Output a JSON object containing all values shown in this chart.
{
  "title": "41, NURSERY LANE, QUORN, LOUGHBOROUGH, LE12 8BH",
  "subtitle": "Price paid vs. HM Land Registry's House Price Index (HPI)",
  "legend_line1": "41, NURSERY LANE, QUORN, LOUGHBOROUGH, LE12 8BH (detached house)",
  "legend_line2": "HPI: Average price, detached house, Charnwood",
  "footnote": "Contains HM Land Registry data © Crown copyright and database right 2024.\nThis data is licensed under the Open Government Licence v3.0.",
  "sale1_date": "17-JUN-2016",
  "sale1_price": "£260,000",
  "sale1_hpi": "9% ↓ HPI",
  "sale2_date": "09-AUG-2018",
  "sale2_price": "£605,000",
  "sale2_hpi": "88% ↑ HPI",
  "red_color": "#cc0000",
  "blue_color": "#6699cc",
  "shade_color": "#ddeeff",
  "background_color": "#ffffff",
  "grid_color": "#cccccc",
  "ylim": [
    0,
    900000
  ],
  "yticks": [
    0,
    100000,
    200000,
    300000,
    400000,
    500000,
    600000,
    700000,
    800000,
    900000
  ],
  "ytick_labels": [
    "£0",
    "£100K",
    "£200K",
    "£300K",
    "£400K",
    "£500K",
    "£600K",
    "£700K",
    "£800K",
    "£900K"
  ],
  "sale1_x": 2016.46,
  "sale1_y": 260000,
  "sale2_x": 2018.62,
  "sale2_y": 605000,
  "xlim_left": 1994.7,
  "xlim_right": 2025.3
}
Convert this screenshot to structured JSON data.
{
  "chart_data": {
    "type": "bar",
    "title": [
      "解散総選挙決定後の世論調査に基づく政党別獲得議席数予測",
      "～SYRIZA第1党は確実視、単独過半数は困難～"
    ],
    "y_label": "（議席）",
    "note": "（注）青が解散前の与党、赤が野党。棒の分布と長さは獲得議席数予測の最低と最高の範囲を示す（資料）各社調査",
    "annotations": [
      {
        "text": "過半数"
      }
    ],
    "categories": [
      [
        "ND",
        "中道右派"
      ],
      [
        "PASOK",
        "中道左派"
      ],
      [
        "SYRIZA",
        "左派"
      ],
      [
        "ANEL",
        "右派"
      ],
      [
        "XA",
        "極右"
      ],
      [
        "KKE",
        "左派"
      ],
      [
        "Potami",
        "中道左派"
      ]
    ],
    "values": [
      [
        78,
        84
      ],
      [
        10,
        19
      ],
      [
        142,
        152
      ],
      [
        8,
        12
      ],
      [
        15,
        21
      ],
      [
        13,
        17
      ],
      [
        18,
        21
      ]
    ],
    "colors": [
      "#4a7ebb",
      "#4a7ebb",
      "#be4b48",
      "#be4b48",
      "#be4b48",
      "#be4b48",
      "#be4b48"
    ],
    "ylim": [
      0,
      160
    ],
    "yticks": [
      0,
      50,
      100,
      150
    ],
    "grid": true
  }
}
+++
**Task directions:** Could you quote the material above in full, exactly as it stands?

**Answer to this task:**
Output a JSON object containing all values shown in this chart.
{
  "title": "41, NURSERY LANE, QUORN, LOUGHBOROUGH, LE12 8BH",
  "subtitle": "Price paid vs. HM Land Registry's House Price Index (HPI)",
  "legend_line1": "41, NURSERY LANE, QUORN, LOUGHBOROUGH, LE12 8BH (detached house)",
  "legend_line2": "HPI: Average price, detached house, Charnwood",
  "footnote": "Contains HM Land Registry data © Crown copyright and database right 2024.\nThis data is licensed under the Open Government Licence v3.0.",
  "sale1_date": "17-JUN-2016",
  "sale1_price": "£260,000",
  "sale1_hpi": "9% ↓ HPI",
  "sale2_date": "09-AUG-2018",
  "sale2_price": "£605,000",
  "sale2_hpi": "88% ↑ HPI",
  "red_color": "#cc0000",
  "blue_color": "#6699cc",
  "shade_color": "#ddeeff",
  "background_color": "#ffffff",
  "grid_color": "#cccccc",
  "ylim": [
    0,
    900000
  ],
  "yticks": [
    0,
    100000,
    200000,
    300000,
    400000,
    500000,
    600000,
    700000,
    800000,
    900000
  ],
  "ytick_labels": [
    "£0",
    "£100K",
    "£200K",
    "£300K",
    "£400K",
    "£500K",
    "£600K",
    "£700K",
    "£800K",
    "£900K"
  ],
  "sale1_x": 2016.46,
  "sale1_y": 260000,
  "sale2_x": 2018.62,
  "sale2_y": 605000,
  "xlim_left": 1994.7,
  "xlim_right": 2025.3
}
Convert this screenshot to structured JSON data.
{
  "chart_data": {
    "type": "bar",
    "title": [
      "解散総選挙決定後の世論調査に基づく政党別獲得議席数予測",
      "～SYRIZA第1党は確実視、単独過半数は困難～"
    ],
    "y_label": "（議席）",
    "note": "（注）青が解散前の与党、赤が野党。棒の分布と長さは獲得議席数予測の最低と最高の範囲を示す（資料）各社調査",
    "annotations": [
      {
        "text": "過半数"
      }
    ],
    "categories": [
      [
        "ND",
        "中道右派"
      ],
      [
        "PASOK",
        "中道左派"
      ],
      [
        "SYRIZA",
        "左派"
      ],
      [
        "ANEL",
        "右派"
      ],
      [
        "XA",
        "極右"
      ],
      [
        "KKE",
        "左派"
      ],
      [
        "Potami",
        "中道左派"
      ]
    ],
    "values": [
      [
        78,
        84
      ],
      [
        10,
        19
      ],
      [
        142,
        152
      ],
      [
        8,
        12
      ],
      [
        15,
        21
      ],
      [
        13,
        17
      ],
      [
        18,
        21
      ]
    ],
    "colors": [
      "#4a7ebb",
      "#4a7ebb",
      "#be4b48",
      "#be4b48",
      "#be4b48",
      "#be4b48",
      "#be4b48"
    ],
    "ylim": [
      0,
      160
    ],
    "yticks": [
      0,
      50,
      100,
      150
    ],
    "grid": true
  }
}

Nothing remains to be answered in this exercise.